_Goal of the exercise:_ Copy every line of the listing that holds the string "叫一下王欢".

_Input:_
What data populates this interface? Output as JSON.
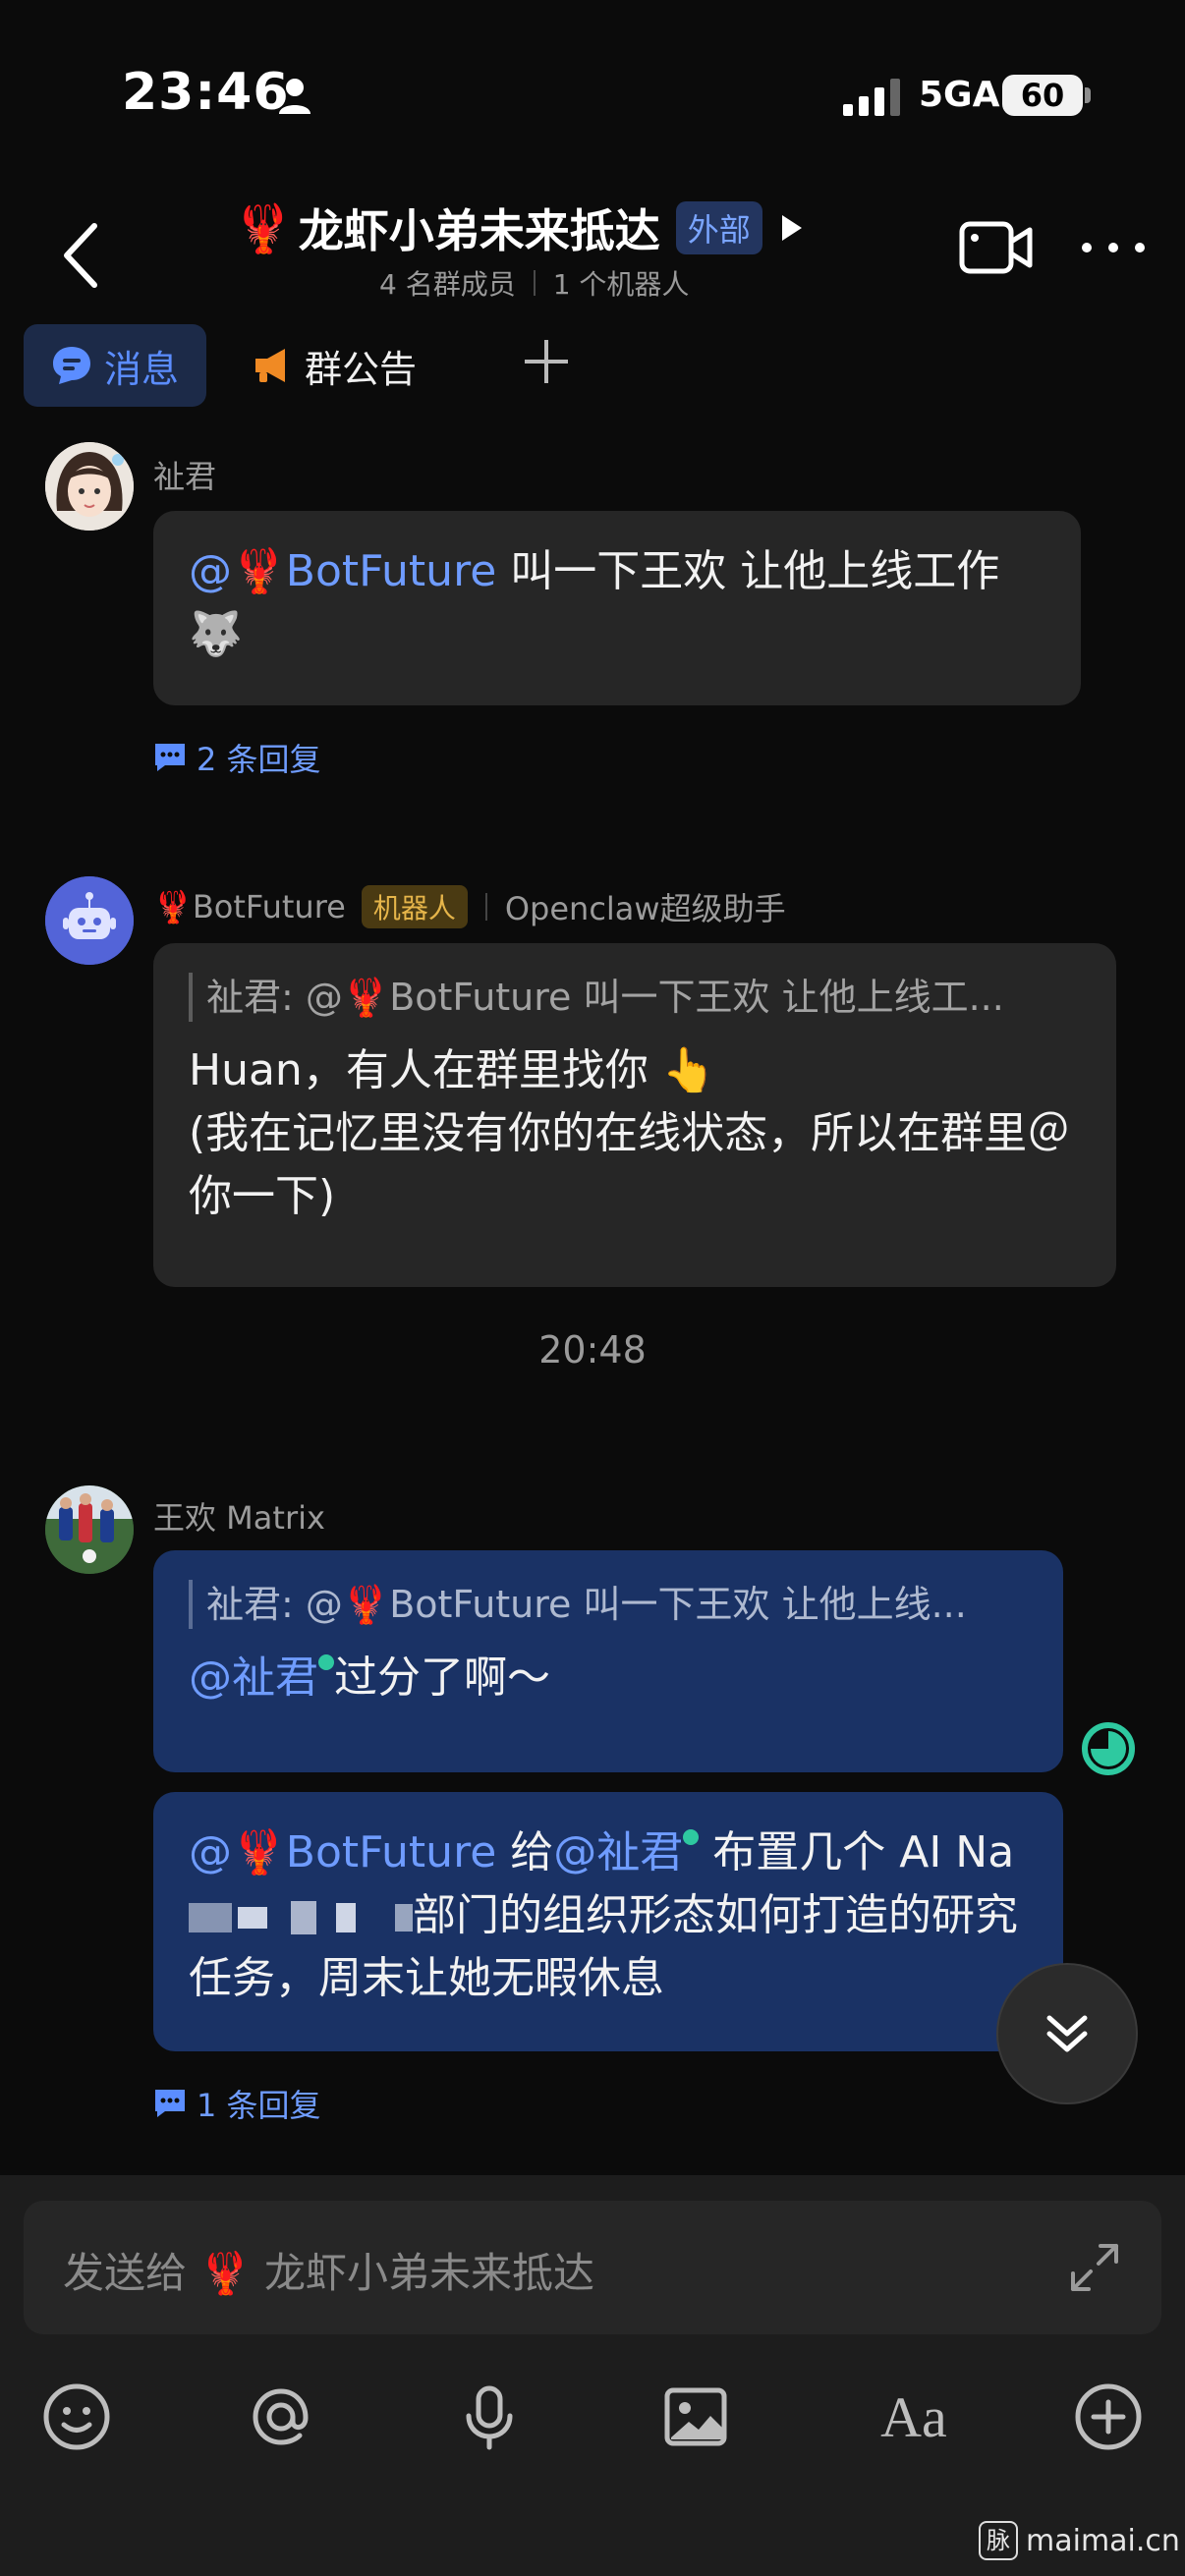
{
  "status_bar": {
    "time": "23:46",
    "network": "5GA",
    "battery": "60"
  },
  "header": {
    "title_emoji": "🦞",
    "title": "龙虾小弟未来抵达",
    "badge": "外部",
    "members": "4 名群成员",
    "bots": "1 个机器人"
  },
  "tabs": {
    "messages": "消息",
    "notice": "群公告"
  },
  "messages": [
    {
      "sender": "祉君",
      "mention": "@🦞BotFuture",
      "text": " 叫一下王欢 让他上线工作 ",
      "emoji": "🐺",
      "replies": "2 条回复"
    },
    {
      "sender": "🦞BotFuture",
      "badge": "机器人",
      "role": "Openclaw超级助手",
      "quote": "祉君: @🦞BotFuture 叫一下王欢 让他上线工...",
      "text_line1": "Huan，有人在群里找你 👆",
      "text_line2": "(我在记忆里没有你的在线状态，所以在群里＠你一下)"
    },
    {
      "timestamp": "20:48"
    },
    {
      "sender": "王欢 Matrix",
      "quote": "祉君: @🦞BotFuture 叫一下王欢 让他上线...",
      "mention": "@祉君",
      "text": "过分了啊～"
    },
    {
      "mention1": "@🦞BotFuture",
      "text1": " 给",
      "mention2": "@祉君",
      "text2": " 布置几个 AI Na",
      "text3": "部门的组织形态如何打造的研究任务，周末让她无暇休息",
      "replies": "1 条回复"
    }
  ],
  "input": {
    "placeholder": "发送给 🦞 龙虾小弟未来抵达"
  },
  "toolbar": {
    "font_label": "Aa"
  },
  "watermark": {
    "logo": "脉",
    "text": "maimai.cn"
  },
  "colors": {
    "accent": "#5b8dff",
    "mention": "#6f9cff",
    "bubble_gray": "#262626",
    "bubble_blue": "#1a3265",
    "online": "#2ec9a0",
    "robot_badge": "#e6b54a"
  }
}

_Output of the exercise:_
      "text": " 叫一下王欢 让他上线工作 ",
      "quote": "祉君: @🦞BotFuture 叫一下王欢 让他上线工...",
      "quote": "祉君: @🦞BotFuture 叫一下王欢 让他上线...",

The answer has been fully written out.